[Start]

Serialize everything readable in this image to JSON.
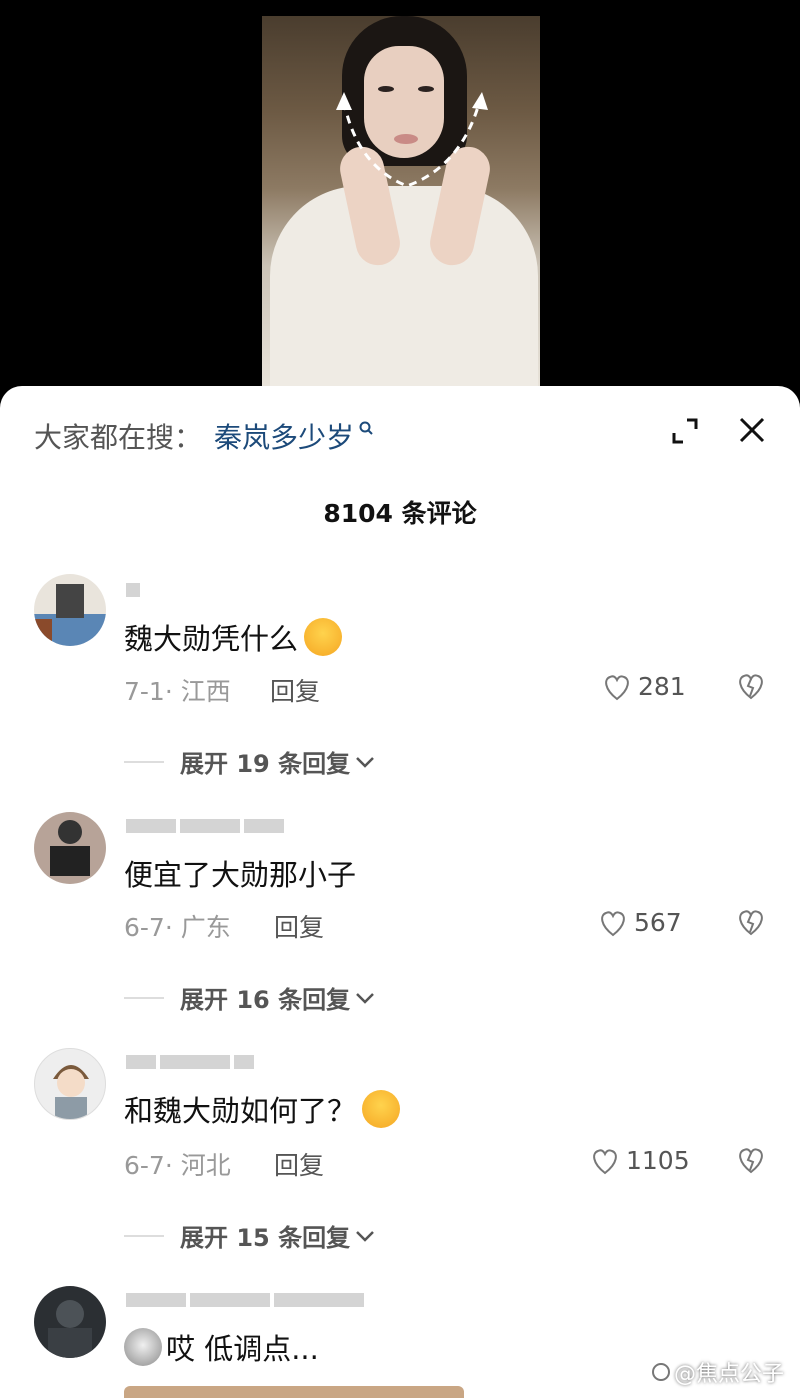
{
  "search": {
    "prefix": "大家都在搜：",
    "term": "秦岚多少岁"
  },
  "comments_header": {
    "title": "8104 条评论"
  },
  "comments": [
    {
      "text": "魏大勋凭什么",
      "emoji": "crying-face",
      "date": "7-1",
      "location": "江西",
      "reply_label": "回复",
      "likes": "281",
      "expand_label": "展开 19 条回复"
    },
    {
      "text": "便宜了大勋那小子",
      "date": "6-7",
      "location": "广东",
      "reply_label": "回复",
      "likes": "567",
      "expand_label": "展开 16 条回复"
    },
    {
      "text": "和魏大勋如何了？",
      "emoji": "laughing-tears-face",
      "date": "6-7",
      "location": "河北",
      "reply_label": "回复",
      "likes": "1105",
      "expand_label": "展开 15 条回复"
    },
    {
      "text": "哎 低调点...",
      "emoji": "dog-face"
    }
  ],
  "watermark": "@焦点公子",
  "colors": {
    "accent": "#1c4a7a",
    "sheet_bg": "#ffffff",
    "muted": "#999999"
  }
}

[End]
[Start]

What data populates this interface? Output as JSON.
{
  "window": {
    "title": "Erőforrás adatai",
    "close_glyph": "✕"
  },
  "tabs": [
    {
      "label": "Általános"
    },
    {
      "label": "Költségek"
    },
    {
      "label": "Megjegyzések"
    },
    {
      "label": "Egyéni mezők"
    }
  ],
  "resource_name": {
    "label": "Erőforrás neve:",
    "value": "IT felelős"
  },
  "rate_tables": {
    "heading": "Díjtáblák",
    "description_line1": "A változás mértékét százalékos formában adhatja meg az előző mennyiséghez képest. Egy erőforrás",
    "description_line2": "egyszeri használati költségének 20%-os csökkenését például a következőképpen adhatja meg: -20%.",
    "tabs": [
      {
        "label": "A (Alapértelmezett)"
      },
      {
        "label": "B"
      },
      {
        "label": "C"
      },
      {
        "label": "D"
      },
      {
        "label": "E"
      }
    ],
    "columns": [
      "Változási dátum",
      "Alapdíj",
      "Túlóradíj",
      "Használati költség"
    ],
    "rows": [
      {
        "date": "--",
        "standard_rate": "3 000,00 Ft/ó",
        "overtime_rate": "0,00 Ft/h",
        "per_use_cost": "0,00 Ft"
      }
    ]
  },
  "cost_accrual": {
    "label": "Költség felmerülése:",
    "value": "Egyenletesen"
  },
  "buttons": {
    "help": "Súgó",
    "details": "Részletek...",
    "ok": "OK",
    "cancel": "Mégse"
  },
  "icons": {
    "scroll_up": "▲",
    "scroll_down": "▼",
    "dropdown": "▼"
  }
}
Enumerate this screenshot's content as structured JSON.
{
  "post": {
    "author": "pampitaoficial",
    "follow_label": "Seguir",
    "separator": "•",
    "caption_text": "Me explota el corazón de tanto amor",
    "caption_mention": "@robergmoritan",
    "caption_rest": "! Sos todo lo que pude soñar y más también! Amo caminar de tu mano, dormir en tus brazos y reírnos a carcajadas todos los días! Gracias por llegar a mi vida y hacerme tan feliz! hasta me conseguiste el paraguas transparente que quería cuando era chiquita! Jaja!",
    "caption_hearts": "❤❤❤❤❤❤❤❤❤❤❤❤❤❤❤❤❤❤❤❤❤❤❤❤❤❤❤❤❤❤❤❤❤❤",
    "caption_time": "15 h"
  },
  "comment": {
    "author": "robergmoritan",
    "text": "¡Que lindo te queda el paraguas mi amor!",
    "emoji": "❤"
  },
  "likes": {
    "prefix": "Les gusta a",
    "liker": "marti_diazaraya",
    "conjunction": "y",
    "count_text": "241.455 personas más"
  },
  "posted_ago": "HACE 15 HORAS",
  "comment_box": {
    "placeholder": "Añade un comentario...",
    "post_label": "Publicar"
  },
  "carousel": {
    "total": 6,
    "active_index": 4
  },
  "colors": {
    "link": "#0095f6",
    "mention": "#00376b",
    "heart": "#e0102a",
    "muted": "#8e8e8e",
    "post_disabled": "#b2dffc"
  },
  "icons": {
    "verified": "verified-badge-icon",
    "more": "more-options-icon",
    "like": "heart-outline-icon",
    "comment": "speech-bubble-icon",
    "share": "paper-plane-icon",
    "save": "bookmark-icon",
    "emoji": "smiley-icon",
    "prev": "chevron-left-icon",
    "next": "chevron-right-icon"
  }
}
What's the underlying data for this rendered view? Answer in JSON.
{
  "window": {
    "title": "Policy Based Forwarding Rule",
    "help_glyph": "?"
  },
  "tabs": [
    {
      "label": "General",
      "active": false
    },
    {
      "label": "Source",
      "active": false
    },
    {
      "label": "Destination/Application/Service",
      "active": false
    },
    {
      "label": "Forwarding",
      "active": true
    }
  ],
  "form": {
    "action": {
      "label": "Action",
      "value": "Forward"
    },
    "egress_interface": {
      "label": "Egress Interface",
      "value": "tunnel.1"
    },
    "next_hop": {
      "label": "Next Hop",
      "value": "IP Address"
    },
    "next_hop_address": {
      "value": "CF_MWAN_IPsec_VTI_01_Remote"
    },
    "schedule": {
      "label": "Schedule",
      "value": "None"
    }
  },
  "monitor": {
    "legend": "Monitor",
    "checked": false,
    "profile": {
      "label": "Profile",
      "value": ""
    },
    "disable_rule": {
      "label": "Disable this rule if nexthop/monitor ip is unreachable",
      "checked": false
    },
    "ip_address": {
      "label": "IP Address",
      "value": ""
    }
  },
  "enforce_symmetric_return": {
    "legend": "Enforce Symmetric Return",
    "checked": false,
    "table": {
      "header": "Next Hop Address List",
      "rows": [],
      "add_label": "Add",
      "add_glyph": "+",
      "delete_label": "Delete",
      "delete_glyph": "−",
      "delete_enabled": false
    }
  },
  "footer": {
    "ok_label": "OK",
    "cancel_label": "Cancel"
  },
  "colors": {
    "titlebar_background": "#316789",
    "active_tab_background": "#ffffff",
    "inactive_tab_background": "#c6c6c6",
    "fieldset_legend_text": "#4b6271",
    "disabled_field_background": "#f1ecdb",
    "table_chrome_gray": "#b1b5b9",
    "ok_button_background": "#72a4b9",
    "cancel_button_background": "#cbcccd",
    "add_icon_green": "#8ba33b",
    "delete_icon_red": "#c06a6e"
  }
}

[End]
[Start]

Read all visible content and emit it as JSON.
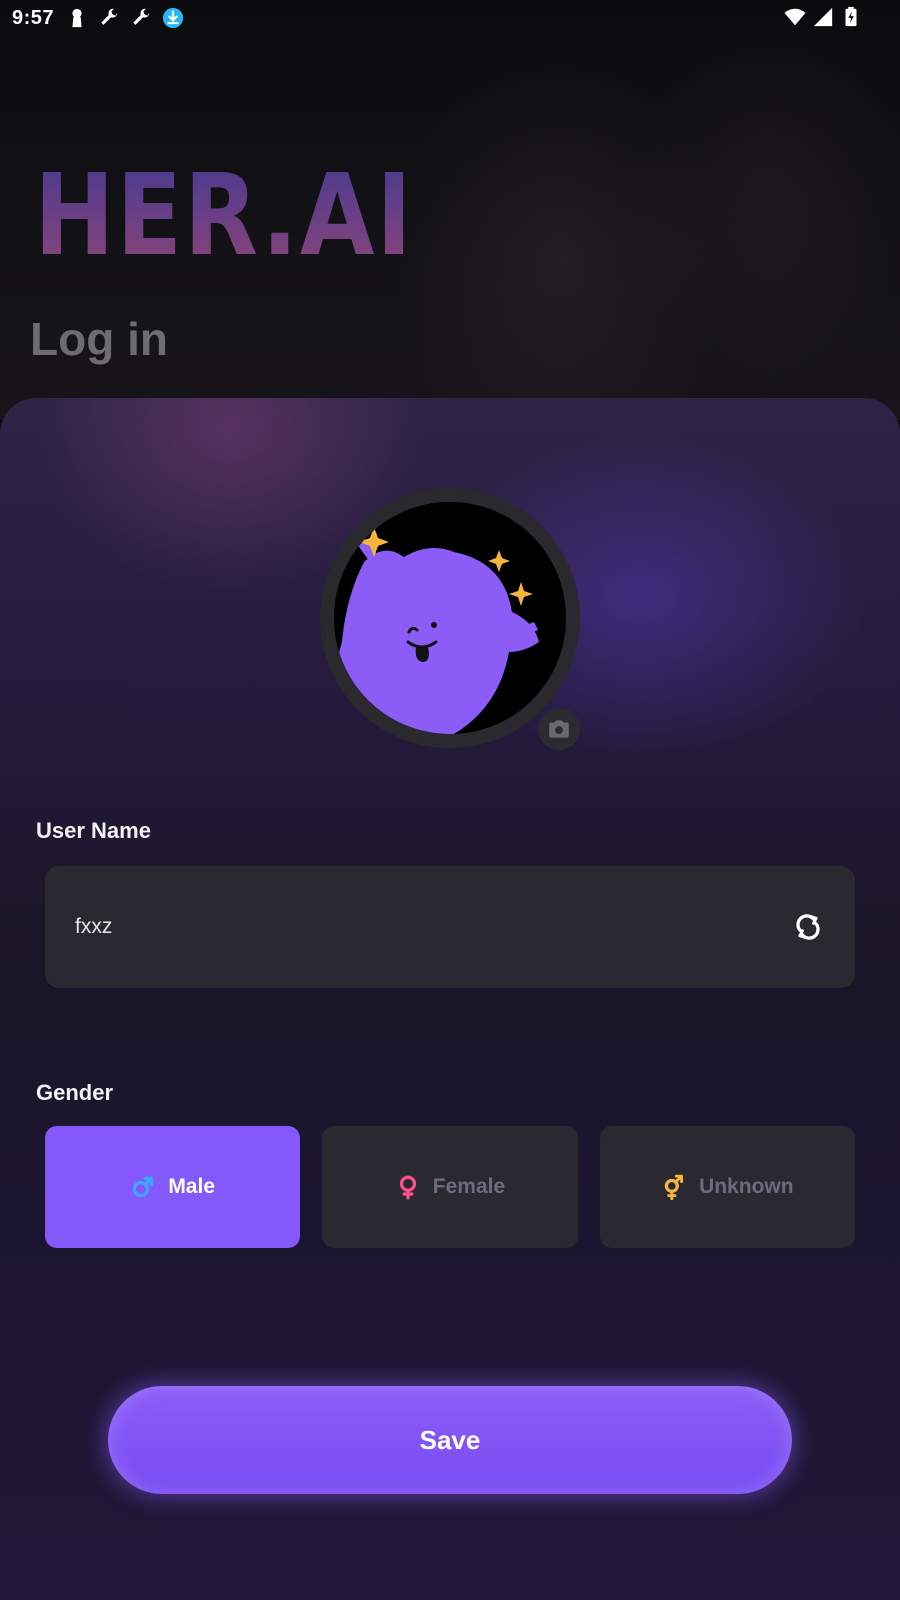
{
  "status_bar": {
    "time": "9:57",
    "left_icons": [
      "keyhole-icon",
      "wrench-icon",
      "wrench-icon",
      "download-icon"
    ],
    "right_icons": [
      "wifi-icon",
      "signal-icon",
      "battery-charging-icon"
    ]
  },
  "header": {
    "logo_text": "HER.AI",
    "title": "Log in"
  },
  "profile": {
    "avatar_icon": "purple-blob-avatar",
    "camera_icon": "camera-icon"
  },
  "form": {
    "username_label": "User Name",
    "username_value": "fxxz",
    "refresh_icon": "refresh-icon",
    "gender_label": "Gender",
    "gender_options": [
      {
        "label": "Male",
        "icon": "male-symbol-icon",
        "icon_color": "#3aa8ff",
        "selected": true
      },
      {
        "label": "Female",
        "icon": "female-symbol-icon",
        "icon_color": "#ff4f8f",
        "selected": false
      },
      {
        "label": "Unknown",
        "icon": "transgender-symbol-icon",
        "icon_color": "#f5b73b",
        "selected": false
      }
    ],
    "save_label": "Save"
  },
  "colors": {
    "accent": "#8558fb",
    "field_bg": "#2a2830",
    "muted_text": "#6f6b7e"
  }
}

[End]

* [EXERCISE REQUIREMENTS]
Scan the data above; copy every line where "content" appears.

* [ANSWER]
Enumerate this screenshot's content as structured JSON.
Read all visible content and emit it as JSON.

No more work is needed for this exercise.